[A run of records]
####################
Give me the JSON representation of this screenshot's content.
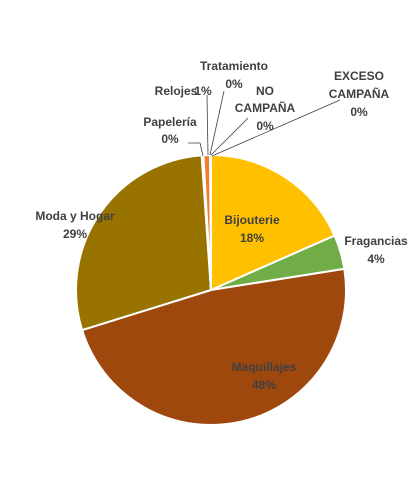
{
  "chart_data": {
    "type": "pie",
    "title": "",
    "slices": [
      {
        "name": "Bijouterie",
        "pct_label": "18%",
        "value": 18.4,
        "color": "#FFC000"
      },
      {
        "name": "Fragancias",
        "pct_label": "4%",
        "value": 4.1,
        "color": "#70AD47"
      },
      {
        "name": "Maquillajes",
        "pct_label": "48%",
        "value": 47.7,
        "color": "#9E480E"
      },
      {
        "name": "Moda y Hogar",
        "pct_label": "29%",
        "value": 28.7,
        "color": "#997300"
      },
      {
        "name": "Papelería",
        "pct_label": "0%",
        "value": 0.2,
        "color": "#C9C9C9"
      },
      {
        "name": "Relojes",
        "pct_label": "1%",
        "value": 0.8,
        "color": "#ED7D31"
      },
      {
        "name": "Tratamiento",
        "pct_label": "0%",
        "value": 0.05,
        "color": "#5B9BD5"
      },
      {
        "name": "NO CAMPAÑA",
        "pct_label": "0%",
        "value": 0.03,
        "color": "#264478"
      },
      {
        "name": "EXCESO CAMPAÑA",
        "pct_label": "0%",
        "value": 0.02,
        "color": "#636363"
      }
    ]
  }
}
####################
## What the task asks
Skip the pictures and print each record exactly as it stands.

## Completed task
Give me the JSON representation of this screenshot's content.
{
  "chart_data": {
    "type": "pie",
    "title": "",
    "slices": [
      {
        "name": "Bijouterie",
        "pct_label": "18%",
        "value": 18.4,
        "color": "#FFC000"
      },
      {
        "name": "Fragancias",
        "pct_label": "4%",
        "value": 4.1,
        "color": "#70AD47"
      },
      {
        "name": "Maquillajes",
        "pct_label": "48%",
        "value": 47.7,
        "color": "#9E480E"
      },
      {
        "name": "Moda y Hogar",
        "pct_label": "29%",
        "value": 28.7,
        "color": "#997300"
      },
      {
        "name": "Papelería",
        "pct_label": "0%",
        "value": 0.2,
        "color": "#C9C9C9"
      },
      {
        "name": "Relojes",
        "pct_label": "1%",
        "value": 0.8,
        "color": "#ED7D31"
      },
      {
        "name": "Tratamiento",
        "pct_label": "0%",
        "value": 0.05,
        "color": "#5B9BD5"
      },
      {
        "name": "NO CAMPAÑA",
        "pct_label": "0%",
        "value": 0.03,
        "color": "#264478"
      },
      {
        "name": "EXCESO CAMPAÑA",
        "pct_label": "0%",
        "value": 0.02,
        "color": "#636363"
      }
    ]
  }
}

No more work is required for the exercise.